'''

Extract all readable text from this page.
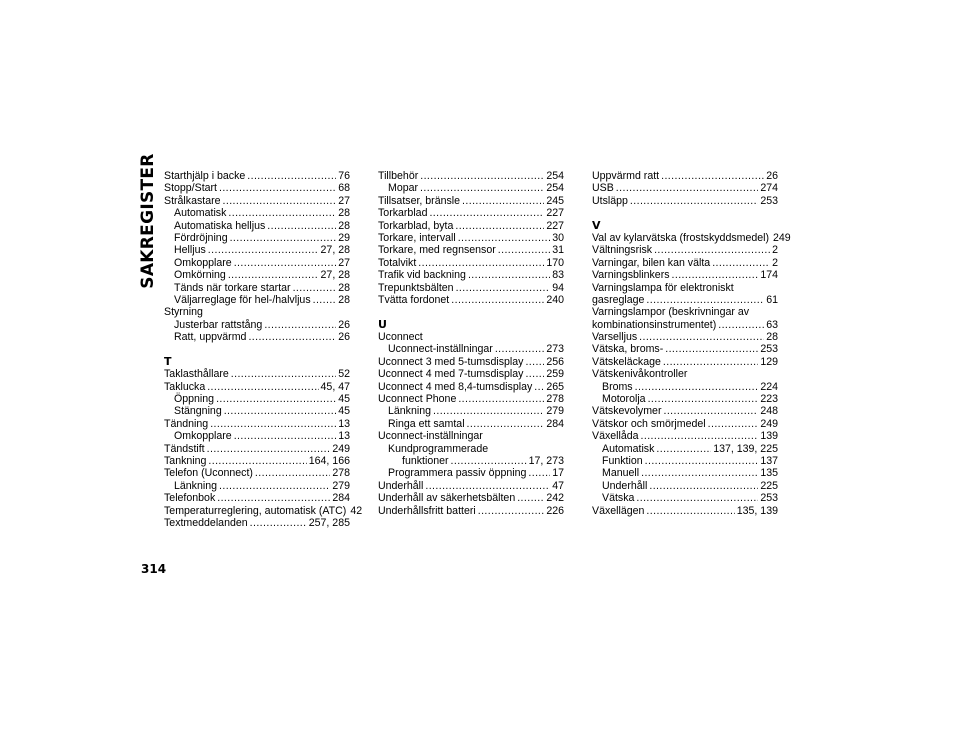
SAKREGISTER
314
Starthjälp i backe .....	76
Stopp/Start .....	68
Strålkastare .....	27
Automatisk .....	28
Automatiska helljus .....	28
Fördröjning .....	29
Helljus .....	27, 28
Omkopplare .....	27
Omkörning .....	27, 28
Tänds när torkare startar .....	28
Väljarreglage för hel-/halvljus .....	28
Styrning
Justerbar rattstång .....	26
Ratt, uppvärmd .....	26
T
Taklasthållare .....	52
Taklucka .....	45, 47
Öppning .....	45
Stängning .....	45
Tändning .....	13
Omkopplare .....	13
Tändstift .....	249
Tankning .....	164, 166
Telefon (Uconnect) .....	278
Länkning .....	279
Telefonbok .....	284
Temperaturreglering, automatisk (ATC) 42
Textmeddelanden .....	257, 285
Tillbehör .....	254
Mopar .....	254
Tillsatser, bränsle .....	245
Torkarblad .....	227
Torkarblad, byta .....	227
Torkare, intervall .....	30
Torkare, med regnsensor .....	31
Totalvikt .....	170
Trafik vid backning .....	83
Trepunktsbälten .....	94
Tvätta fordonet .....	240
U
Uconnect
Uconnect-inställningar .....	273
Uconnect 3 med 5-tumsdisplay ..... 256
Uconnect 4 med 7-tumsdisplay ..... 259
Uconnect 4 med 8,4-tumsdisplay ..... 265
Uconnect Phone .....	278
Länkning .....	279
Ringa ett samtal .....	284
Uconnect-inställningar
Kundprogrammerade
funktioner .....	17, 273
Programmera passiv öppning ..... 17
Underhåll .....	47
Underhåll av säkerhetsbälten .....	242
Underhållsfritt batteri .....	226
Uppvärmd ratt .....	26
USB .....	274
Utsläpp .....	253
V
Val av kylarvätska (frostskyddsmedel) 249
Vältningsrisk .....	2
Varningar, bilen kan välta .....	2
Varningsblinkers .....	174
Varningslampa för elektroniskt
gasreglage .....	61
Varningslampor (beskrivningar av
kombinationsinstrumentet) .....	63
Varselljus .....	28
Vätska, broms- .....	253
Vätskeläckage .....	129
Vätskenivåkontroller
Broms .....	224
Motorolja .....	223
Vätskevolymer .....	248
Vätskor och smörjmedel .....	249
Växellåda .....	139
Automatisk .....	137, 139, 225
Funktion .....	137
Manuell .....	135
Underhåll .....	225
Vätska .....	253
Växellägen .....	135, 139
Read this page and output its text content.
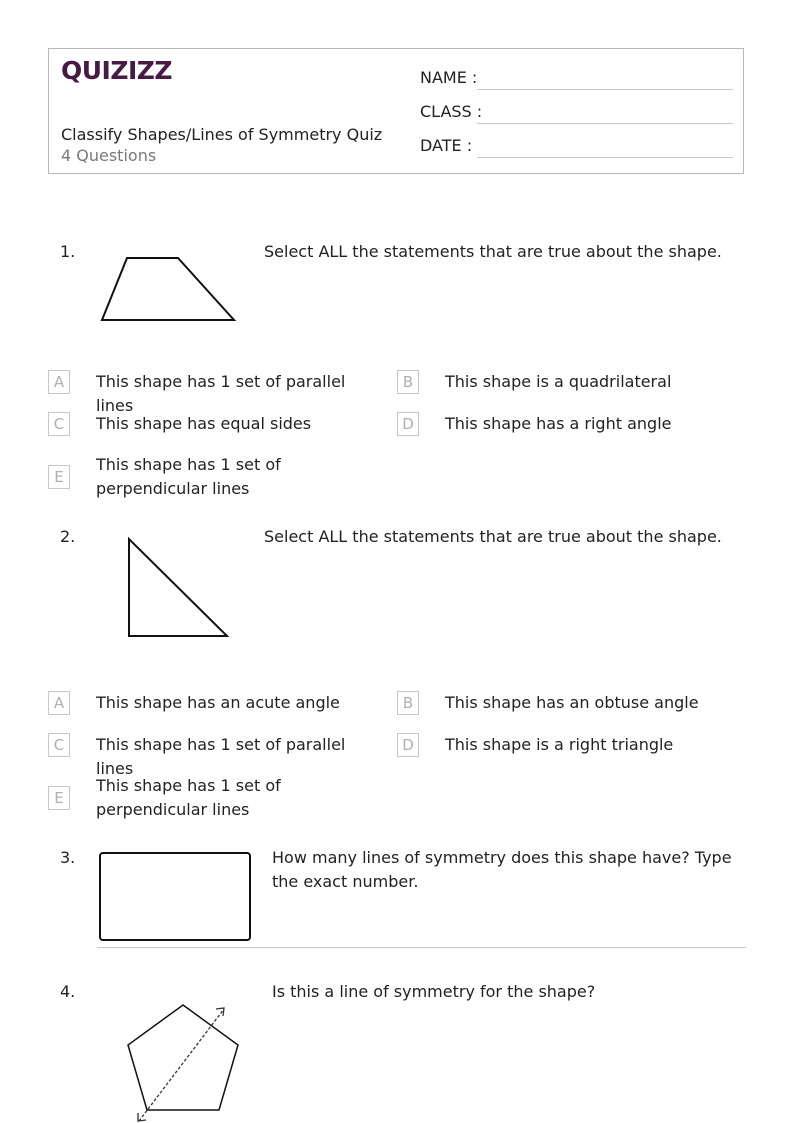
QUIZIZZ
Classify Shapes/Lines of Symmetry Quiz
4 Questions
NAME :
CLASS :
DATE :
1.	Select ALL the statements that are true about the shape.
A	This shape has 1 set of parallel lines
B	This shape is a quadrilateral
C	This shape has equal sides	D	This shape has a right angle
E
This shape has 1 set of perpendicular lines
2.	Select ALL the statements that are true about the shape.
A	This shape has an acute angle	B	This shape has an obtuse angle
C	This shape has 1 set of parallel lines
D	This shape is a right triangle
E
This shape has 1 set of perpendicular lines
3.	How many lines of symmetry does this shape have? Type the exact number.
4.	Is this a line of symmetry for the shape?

'''

• WRITTEN PROBLEM
In your copy, leave out the pictures and reproduce the material above exactly.

• EXERCISE ANSWER
Extract all readable text from this page.
SAKREGISTER
314
Starthjälp i backe .....	76
Stopp/Start .....	68
Strålkastare .....	27
Automatisk .....	28
Automatiska helljus .....	28
Fördröjning .....	29
Helljus .....	27, 28
Omkopplare .....	27
Omkörning .....	27, 28
Tänds när torkare startar .....	28
Väljarreglage för hel-/halvljus .....	28
Styrning
Justerbar rattstång .....	26
Ratt, uppvärmd .....	26
T
Taklasthållare .....	52
Taklucka .....	45, 47
Öppning .....	45
Stängning .....	45
Tändning .....	13
Omkopplare .....	13
Tändstift .....	249
Tankning .....	164, 166
Telefon (Uconnect) .....	278
Länkning .....	279
Telefonbok .....	284
Temperaturreglering, automatisk (ATC) 42
Textmeddelanden .....	257, 285
Tillbehör .....	254
Mopar .....	254
Tillsatser, bränsle .....	245
Torkarblad .....	227
Torkarblad, byta .....	227
Torkare, intervall .....	30
Torkare, med regnsensor .....	31
Totalvikt .....	170
Trafik vid backning .....	83
Trepunktsbälten .....	94
Tvätta fordonet .....	240
U
Uconnect
Uconnect-inställningar .....	273
Uconnect 3 med 5-tumsdisplay ..... 256
Uconnect 4 med 7-tumsdisplay ..... 259
Uconnect 4 med 8,4-tumsdisplay ..... 265
Uconnect Phone .....	278
Länkning .....	279
Ringa ett samtal .....	284
Uconnect-inställningar
Kundprogrammerade
funktioner .....	17, 273
Programmera passiv öppning ..... 17
Underhåll .....	47
Underhåll av säkerhetsbälten .....	242
Underhållsfritt batteri .....	226
Uppvärmd ratt .....	26
USB .....	274
Utsläpp .....	253
V
Val av kylarvätska (frostskyddsmedel) 249
Vältningsrisk .....	2
Varningar, bilen kan välta .....	2
Varningsblinkers .....	174
Varningslampa för elektroniskt
gasreglage .....	61
Varningslampor (beskrivningar av
kombinationsinstrumentet) .....	63
Varselljus .....	28
Vätska, broms- .....	253
Vätskeläckage .....	129
Vätskenivåkontroller
Broms .....	224
Motorolja .....	223
Vätskevolymer .....	248
Vätskor och smörjmedel .....	249
Växellåda .....	139
Automatisk .....	137, 139, 225
Funktion .....	137
Manuell .....	135
Underhåll .....	225
Vätska .....	253
Växellägen .....	135, 139
Read this page and output its text content.
QUIZIZZ
Classify Shapes/Lines of Symmetry Quiz
4 Questions
NAME :
CLASS :
DATE :
1.	Select ALL the statements that are true about the shape.
A	This shape has 1 set of parallel lines
B	This shape is a quadrilateral
C	This shape has equal sides	D	This shape has a right angle
E
This shape has 1 set of perpendicular lines
2.	Select ALL the statements that are true about the shape.
A	This shape has an acute angle	B	This shape has an obtuse angle
C	This shape has 1 set of parallel lines
D	This shape is a right triangle
E
This shape has 1 set of perpendicular lines
3.	How many lines of symmetry does this shape have? Type the exact number.
4.	Is this a line of symmetry for the shape?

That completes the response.